### What to produce:
Write out the whole of the material exactly.

(Data entries for graphics)
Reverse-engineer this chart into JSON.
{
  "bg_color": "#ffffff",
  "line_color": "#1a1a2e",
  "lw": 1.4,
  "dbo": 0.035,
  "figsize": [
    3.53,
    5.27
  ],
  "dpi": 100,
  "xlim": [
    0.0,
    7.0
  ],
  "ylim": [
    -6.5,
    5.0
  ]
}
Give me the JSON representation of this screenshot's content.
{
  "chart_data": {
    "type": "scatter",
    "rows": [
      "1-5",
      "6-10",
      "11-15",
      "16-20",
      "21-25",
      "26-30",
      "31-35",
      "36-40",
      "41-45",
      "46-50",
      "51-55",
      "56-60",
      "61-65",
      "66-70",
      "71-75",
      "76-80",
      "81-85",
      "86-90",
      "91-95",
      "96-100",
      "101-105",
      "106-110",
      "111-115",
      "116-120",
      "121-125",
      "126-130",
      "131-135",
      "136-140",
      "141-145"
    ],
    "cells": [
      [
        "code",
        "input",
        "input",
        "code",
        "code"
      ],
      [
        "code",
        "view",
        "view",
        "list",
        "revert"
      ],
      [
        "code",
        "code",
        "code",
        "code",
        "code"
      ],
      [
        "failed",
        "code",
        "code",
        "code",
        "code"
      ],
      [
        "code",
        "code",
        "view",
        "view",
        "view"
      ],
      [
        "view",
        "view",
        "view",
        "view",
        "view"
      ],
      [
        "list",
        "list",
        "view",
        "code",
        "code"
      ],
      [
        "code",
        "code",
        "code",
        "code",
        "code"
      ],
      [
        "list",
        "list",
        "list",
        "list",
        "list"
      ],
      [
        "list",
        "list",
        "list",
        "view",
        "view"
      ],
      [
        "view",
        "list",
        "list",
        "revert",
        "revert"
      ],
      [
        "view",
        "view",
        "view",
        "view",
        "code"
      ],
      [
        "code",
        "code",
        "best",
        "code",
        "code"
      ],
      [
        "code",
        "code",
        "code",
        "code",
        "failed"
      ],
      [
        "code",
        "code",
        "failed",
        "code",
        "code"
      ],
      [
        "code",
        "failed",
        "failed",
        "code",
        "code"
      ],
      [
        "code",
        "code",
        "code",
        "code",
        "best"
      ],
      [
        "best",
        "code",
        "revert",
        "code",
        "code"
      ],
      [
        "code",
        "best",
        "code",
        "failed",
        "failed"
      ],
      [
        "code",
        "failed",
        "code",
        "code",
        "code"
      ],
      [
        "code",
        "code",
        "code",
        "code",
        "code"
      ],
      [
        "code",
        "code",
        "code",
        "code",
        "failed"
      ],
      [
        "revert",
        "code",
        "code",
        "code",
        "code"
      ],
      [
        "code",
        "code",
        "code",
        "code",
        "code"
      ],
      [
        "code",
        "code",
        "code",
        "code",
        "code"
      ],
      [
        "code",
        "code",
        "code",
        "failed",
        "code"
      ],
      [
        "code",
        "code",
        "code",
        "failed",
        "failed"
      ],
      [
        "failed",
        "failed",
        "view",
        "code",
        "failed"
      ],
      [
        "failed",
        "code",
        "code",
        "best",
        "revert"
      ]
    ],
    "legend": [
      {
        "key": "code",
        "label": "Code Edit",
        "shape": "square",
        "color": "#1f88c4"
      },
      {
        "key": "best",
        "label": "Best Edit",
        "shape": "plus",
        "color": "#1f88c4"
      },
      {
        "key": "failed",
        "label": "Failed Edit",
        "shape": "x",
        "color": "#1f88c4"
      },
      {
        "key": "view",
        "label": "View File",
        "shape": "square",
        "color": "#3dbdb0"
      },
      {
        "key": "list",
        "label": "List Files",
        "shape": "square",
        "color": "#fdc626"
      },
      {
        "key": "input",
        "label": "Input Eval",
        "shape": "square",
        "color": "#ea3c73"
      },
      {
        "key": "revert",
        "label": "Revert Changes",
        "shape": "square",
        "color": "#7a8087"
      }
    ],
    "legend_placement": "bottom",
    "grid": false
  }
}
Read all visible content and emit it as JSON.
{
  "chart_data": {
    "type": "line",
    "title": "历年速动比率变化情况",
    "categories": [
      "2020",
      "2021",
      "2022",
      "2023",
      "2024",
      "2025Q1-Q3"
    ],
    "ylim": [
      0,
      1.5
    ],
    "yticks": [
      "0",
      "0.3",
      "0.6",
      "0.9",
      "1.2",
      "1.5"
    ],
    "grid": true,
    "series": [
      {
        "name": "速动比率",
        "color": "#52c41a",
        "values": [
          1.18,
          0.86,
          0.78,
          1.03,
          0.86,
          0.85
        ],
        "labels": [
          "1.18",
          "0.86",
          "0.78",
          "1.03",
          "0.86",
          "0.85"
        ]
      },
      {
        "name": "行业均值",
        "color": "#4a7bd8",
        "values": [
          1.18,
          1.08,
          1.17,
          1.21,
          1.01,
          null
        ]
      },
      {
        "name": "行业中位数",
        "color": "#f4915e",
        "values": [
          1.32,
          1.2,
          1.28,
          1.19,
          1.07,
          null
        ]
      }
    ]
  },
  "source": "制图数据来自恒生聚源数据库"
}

### The completed task:
Reverse-engineer this chart into JSON.
{
  "bg_color": "#ffffff",
  "line_color": "#1a1a2e",
  "lw": 1.4,
  "dbo": 0.035,
  "figsize": [
    3.53,
    5.27
  ],
  "dpi": 100,
  "xlim": [
    0.0,
    7.0
  ],
  "ylim": [
    -6.5,
    5.0
  ]
}
Give me the JSON representation of this screenshot's content.
{
  "chart_data": {
    "type": "scatter",
    "rows": [
      "1-5",
      "6-10",
      "11-15",
      "16-20",
      "21-25",
      "26-30",
      "31-35",
      "36-40",
      "41-45",
      "46-50",
      "51-55",
      "56-60",
      "61-65",
      "66-70",
      "71-75",
      "76-80",
      "81-85",
      "86-90",
      "91-95",
      "96-100",
      "101-105",
      "106-110",
      "111-115",
      "116-120",
      "121-125",
      "126-130",
      "131-135",
      "136-140",
      "141-145"
    ],
    "cells": [
      [
        "code",
        "input",
        "input",
        "code",
        "code"
      ],
      [
        "code",
        "view",
        "view",
        "list",
        "revert"
      ],
      [
        "code",
        "code",
        "code",
        "code",
        "code"
      ],
      [
        "failed",
        "code",
        "code",
        "code",
        "code"
      ],
      [
        "code",
        "code",
        "view",
        "view",
        "view"
      ],
      [
        "view",
        "view",
        "view",
        "view",
        "view"
      ],
      [
        "list",
        "list",
        "view",
        "code",
        "code"
      ],
      [
        "code",
        "code",
        "code",
        "code",
        "code"
      ],
      [
        "list",
        "list",
        "list",
        "list",
        "list"
      ],
      [
        "list",
        "list",
        "list",
        "view",
        "view"
      ],
      [
        "view",
        "list",
        "list",
        "revert",
        "revert"
      ],
      [
        "view",
        "view",
        "view",
        "view",
        "code"
      ],
      [
        "code",
        "code",
        "best",
        "code",
        "code"
      ],
      [
        "code",
        "code",
        "code",
        "code",
        "failed"
      ],
      [
        "code",
        "code",
        "failed",
        "code",
        "code"
      ],
      [
        "code",
        "failed",
        "failed",
        "code",
        "code"
      ],
      [
        "code",
        "code",
        "code",
        "code",
        "best"
      ],
      [
        "best",
        "code",
        "revert",
        "code",
        "code"
      ],
      [
        "code",
        "best",
        "code",
        "failed",
        "failed"
      ],
      [
        "code",
        "failed",
        "code",
        "code",
        "code"
      ],
      [
        "code",
        "code",
        "code",
        "code",
        "code"
      ],
      [
        "code",
        "code",
        "code",
        "code",
        "failed"
      ],
      [
        "revert",
        "code",
        "code",
        "code",
        "code"
      ],
      [
        "code",
        "code",
        "code",
        "code",
        "code"
      ],
      [
        "code",
        "code",
        "code",
        "code",
        "code"
      ],
      [
        "code",
        "code",
        "code",
        "failed",
        "code"
      ],
      [
        "code",
        "code",
        "code",
        "failed",
        "failed"
      ],
      [
        "failed",
        "failed",
        "view",
        "code",
        "failed"
      ],
      [
        "failed",
        "code",
        "code",
        "best",
        "revert"
      ]
    ],
    "legend": [
      {
        "key": "code",
        "label": "Code Edit",
        "shape": "square",
        "color": "#1f88c4"
      },
      {
        "key": "best",
        "label": "Best Edit",
        "shape": "plus",
        "color": "#1f88c4"
      },
      {
        "key": "failed",
        "label": "Failed Edit",
        "shape": "x",
        "color": "#1f88c4"
      },
      {
        "key": "view",
        "label": "View File",
        "shape": "square",
        "color": "#3dbdb0"
      },
      {
        "key": "list",
        "label": "List Files",
        "shape": "square",
        "color": "#fdc626"
      },
      {
        "key": "input",
        "label": "Input Eval",
        "shape": "square",
        "color": "#ea3c73"
      },
      {
        "key": "revert",
        "label": "Revert Changes",
        "shape": "square",
        "color": "#7a8087"
      }
    ],
    "legend_placement": "bottom",
    "grid": false
  }
}
Read all visible content and emit it as JSON.
{
  "chart_data": {
    "type": "line",
    "title": "历年速动比率变化情况",
    "categories": [
      "2020",
      "2021",
      "2022",
      "2023",
      "2024",
      "2025Q1-Q3"
    ],
    "ylim": [
      0,
      1.5
    ],
    "yticks": [
      "0",
      "0.3",
      "0.6",
      "0.9",
      "1.2",
      "1.5"
    ],
    "grid": true,
    "series": [
      {
        "name": "速动比率",
        "color": "#52c41a",
        "values": [
          1.18,
          0.86,
          0.78,
          1.03,
          0.86,
          0.85
        ],
        "labels": [
          "1.18",
          "0.86",
          "0.78",
          "1.03",
          "0.86",
          "0.85"
        ]
      },
      {
        "name": "行业均值",
        "color": "#4a7bd8",
        "values": [
          1.18,
          1.08,
          1.17,
          1.21,
          1.01,
          null
        ]
      },
      {
        "name": "行业中位数",
        "color": "#f4915e",
        "values": [
          1.32,
          1.2,
          1.28,
          1.19,
          1.07,
          null
        ]
      }
    ]
  },
  "source": "制图数据来自恒生聚源数据库"
}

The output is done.